▶ EXERCISE DESCRIPTION:
Gather up all lines that carry the word "JSON".

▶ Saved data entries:
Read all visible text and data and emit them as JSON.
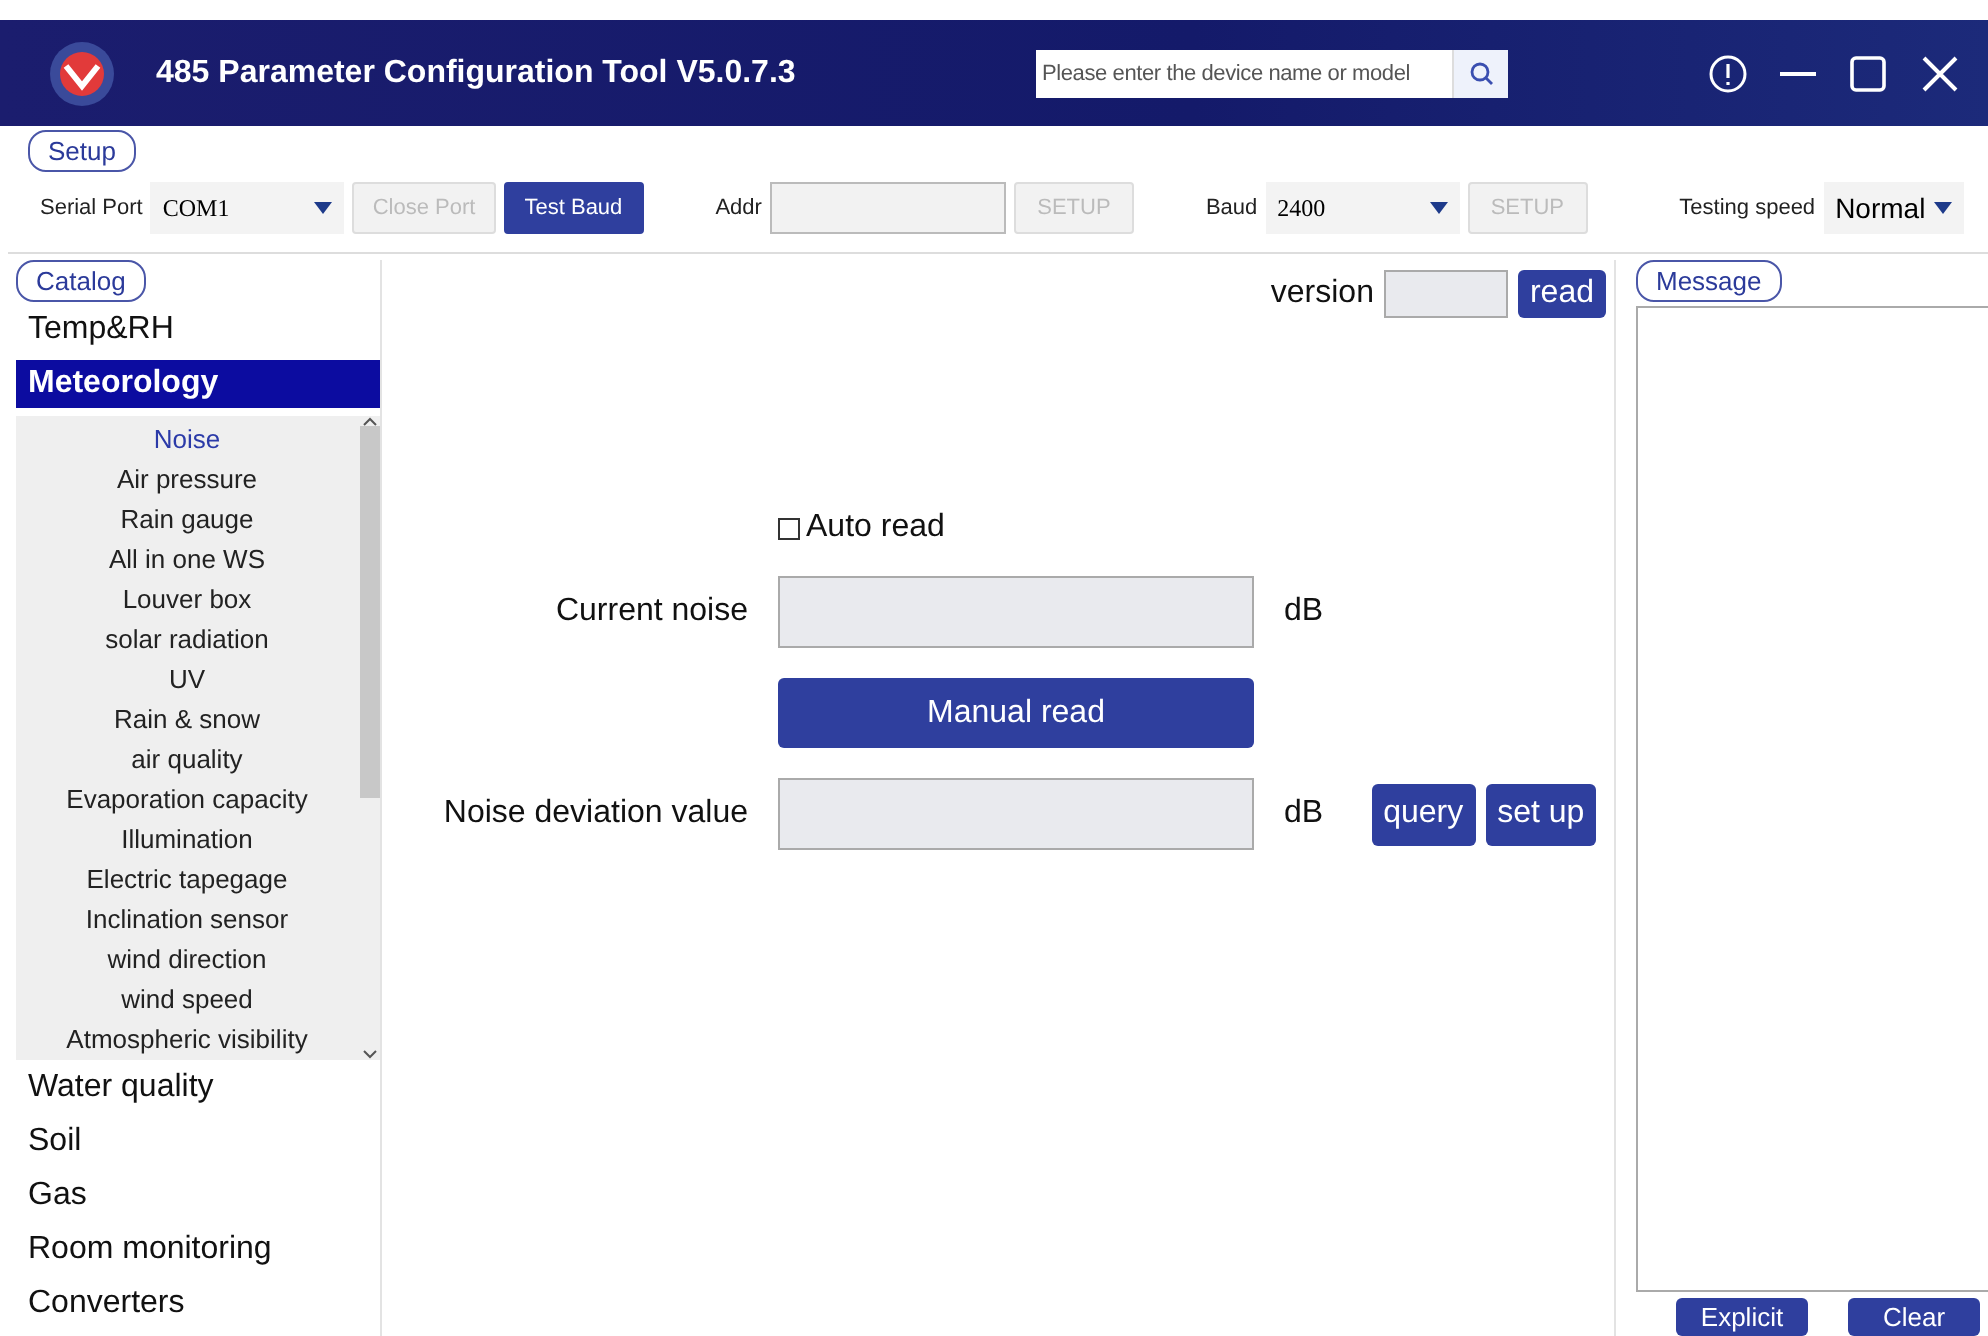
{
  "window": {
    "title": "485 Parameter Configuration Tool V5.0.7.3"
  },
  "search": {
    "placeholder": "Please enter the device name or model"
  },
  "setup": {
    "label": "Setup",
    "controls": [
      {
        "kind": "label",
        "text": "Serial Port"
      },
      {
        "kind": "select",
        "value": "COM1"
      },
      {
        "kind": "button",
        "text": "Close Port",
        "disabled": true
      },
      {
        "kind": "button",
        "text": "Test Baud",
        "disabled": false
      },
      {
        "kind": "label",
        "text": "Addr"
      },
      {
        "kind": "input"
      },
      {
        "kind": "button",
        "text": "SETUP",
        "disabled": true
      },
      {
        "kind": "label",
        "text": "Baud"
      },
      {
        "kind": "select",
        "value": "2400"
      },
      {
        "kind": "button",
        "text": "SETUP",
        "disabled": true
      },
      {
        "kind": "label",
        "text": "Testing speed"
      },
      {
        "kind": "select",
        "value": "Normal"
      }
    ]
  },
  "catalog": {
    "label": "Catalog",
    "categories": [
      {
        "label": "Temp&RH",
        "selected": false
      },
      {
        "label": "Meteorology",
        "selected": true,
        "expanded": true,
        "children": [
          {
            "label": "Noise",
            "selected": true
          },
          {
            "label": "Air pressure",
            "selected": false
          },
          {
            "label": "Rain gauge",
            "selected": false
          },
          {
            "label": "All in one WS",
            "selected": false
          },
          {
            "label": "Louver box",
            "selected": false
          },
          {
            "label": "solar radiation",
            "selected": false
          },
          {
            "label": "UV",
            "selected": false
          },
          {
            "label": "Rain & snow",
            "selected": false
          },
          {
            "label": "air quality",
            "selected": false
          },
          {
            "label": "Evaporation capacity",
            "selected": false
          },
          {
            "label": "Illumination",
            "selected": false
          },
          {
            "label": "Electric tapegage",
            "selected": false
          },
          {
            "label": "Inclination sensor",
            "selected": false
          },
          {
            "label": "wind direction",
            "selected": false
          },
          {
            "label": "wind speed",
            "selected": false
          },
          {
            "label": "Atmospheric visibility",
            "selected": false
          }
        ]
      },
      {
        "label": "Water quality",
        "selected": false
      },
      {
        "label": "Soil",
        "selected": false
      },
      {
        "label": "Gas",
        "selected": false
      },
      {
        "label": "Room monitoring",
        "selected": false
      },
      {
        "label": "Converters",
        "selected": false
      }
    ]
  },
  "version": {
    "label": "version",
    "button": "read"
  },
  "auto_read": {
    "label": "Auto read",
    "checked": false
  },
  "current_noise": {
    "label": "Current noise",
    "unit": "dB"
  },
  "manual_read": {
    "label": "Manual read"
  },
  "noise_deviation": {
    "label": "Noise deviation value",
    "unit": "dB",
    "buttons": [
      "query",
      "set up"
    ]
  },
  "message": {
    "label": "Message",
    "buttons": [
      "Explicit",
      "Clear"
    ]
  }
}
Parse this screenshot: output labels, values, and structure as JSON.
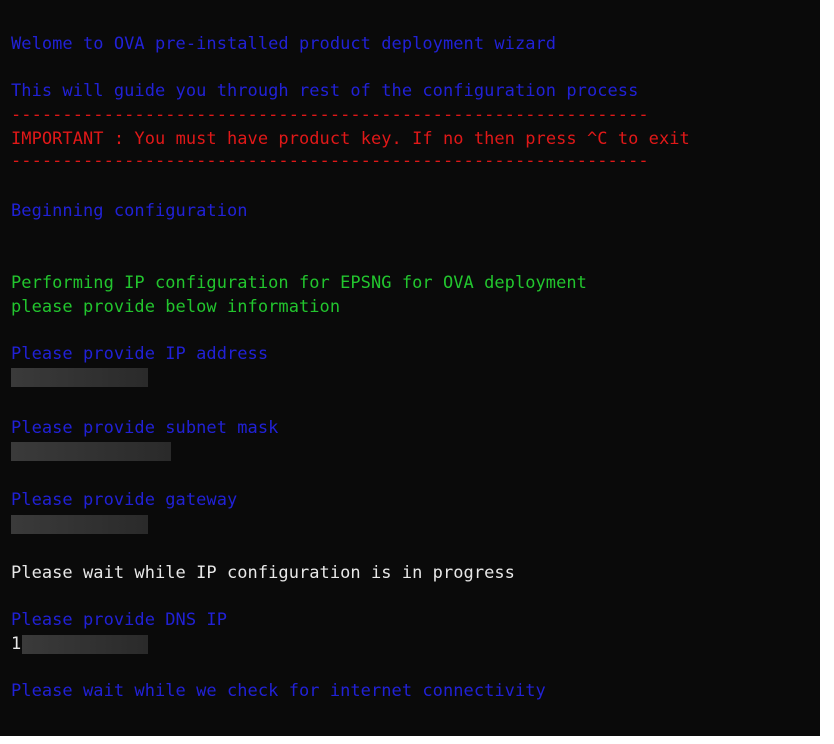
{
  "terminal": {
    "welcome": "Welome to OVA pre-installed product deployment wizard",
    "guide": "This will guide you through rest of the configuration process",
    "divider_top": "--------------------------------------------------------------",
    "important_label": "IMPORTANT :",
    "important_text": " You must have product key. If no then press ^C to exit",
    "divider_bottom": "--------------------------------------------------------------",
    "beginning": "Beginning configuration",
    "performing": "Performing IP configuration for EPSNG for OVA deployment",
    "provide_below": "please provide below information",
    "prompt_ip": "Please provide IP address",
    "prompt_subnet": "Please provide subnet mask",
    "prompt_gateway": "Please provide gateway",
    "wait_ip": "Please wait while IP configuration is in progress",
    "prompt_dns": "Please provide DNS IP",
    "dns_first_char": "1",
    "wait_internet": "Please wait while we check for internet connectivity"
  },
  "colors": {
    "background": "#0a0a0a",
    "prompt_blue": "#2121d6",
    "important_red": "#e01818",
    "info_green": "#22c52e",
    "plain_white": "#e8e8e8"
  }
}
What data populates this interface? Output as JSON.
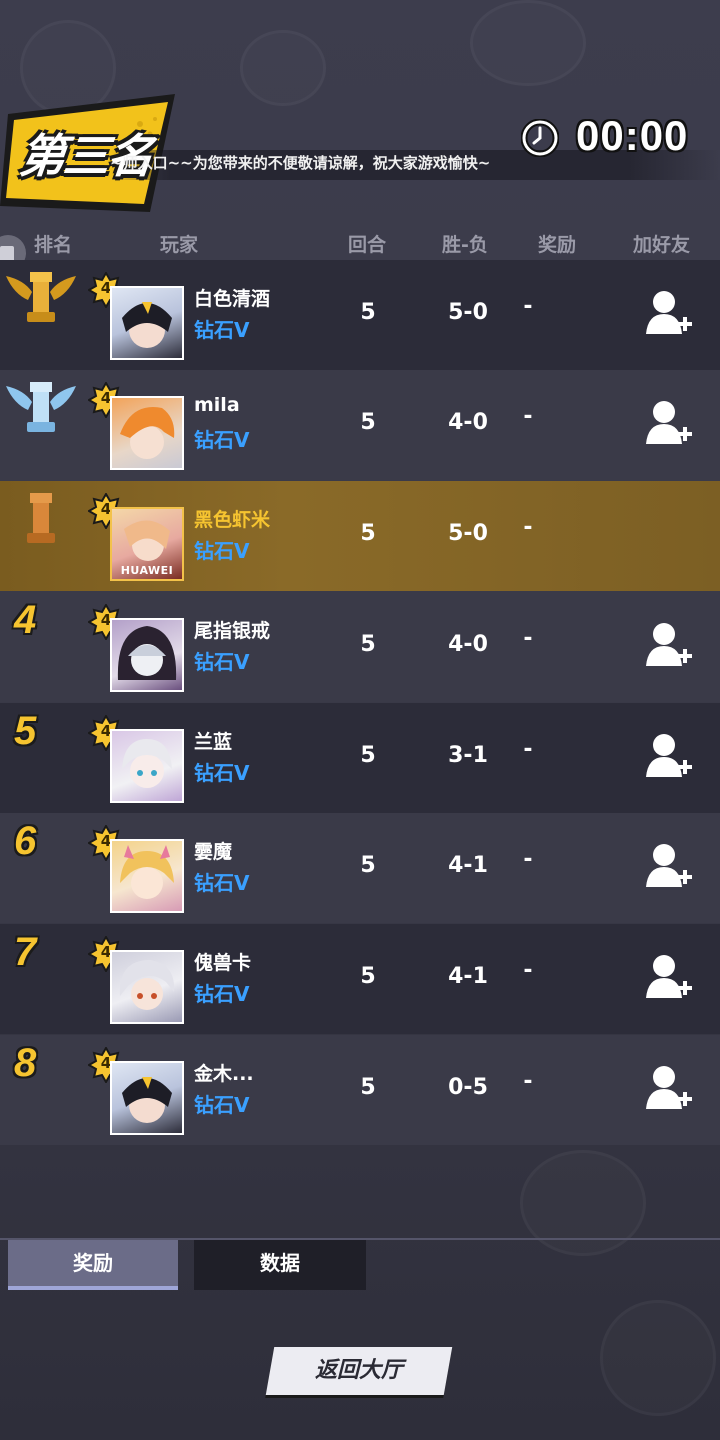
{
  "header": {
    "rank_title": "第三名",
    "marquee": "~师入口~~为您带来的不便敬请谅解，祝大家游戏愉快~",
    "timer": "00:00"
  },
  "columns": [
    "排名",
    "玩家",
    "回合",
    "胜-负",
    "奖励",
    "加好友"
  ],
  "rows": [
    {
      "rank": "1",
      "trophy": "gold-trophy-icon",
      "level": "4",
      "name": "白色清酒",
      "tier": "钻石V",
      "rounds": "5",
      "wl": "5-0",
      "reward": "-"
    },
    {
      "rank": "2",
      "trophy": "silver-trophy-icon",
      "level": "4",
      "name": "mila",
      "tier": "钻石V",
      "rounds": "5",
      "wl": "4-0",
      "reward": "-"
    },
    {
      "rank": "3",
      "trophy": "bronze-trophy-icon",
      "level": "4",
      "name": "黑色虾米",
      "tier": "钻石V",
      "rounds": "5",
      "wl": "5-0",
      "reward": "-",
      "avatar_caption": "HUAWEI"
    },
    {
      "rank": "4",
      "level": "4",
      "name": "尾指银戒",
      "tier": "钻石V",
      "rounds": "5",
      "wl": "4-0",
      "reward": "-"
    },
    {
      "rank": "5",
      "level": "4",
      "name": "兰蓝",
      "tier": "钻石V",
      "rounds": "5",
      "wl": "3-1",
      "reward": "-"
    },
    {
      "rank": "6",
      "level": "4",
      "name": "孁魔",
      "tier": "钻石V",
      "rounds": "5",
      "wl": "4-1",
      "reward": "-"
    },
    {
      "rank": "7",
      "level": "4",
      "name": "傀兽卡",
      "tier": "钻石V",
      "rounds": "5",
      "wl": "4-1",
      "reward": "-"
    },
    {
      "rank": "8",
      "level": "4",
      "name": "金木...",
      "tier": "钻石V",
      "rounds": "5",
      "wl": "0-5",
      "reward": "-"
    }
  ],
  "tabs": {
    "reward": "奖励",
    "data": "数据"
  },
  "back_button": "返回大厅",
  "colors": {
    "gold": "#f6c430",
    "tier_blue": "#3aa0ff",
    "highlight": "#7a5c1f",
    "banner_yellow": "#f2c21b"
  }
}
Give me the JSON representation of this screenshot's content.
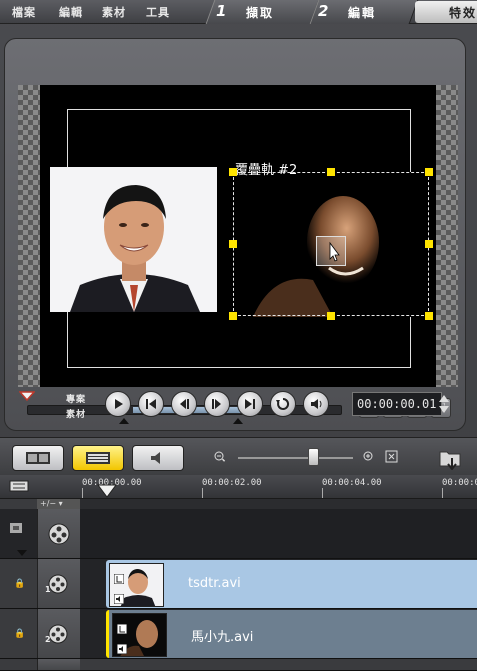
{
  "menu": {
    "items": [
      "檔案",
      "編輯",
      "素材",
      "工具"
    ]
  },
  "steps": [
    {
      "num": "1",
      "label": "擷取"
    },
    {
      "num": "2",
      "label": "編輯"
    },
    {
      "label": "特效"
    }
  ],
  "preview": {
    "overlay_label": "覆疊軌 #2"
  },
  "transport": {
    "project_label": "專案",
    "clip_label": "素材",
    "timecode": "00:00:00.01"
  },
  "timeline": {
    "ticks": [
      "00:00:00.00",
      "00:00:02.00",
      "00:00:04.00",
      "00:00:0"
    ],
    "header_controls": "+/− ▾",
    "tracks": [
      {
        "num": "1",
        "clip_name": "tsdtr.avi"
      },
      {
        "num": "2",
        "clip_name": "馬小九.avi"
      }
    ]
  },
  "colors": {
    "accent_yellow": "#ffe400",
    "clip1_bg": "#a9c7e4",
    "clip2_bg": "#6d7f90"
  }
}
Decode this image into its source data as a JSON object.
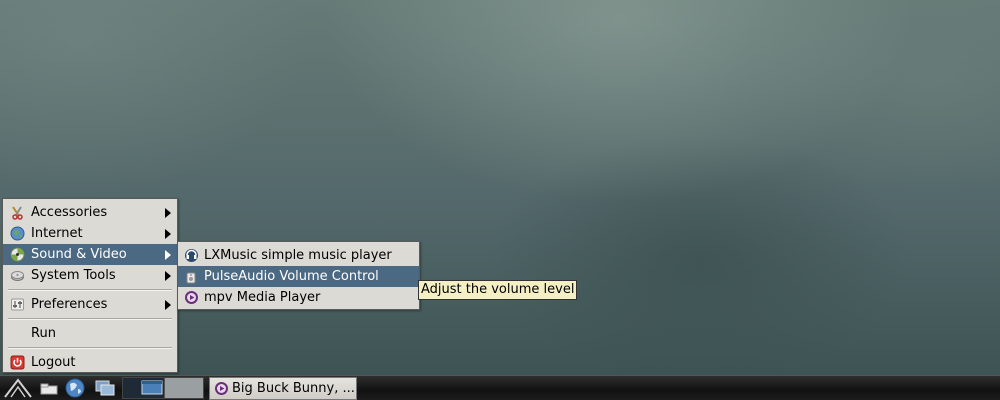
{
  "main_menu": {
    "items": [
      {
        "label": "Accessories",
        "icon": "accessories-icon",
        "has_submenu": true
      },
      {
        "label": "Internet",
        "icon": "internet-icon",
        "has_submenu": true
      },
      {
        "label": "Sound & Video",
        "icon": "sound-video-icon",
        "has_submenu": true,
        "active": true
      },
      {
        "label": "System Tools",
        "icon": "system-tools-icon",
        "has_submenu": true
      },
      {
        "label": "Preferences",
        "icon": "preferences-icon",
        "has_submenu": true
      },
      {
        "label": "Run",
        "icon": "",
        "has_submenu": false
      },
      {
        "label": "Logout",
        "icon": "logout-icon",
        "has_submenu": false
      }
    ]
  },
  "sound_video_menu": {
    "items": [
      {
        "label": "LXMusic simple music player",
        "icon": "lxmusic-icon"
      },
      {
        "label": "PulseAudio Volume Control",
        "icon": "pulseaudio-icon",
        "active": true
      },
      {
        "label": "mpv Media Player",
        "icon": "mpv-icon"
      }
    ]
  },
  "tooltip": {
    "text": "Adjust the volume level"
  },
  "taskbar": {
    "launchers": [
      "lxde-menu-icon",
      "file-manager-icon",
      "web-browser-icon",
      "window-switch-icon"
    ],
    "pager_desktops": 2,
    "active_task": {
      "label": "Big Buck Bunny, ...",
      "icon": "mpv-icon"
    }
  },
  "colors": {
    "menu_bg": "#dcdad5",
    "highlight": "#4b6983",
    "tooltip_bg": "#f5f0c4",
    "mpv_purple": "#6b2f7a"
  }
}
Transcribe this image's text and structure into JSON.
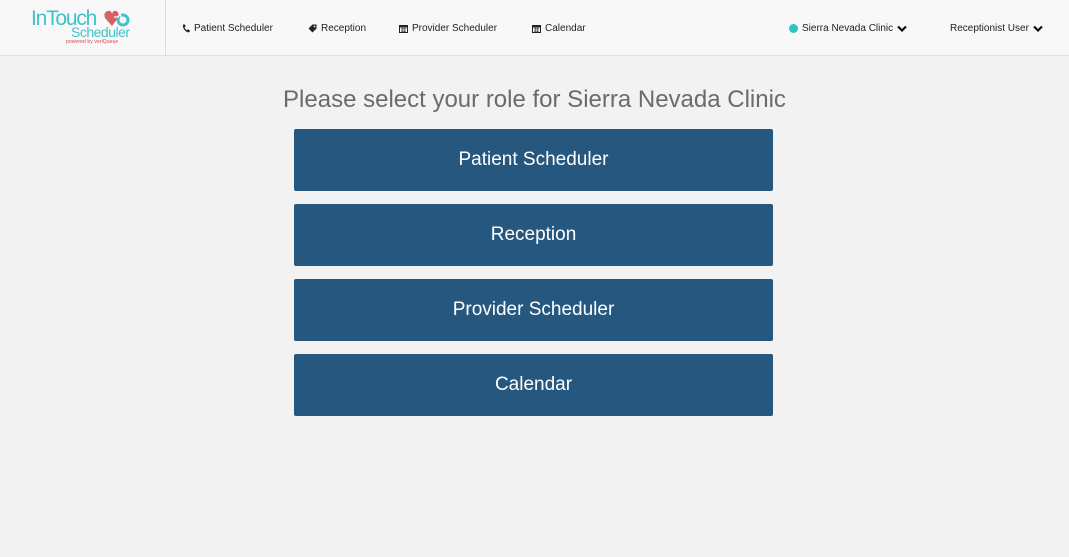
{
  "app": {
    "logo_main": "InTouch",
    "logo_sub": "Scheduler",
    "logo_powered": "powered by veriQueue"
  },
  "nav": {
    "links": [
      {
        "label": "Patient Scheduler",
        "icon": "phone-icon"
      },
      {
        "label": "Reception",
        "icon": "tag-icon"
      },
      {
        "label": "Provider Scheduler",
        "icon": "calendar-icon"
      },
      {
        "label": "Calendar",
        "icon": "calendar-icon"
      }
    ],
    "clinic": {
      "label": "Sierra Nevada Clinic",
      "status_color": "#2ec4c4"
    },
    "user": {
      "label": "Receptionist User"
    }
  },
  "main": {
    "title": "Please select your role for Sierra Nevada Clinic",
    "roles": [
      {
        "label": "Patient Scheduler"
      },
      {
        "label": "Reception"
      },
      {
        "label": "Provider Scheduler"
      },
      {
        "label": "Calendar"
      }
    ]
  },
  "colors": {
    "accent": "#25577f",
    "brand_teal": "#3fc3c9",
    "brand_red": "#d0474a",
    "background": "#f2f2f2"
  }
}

▶ SOLUTION FOR THIS PROBLEM:
Read all visible text and data and emit them as JSON.
Parse this screenshot: output labels, values, and structure as JSON.
What data populates this interface? Output as JSON.
Give me the JSON representation of this screenshot's content.
Decode this image into its source data as a JSON object.
Transcribe this image's text and structure into JSON.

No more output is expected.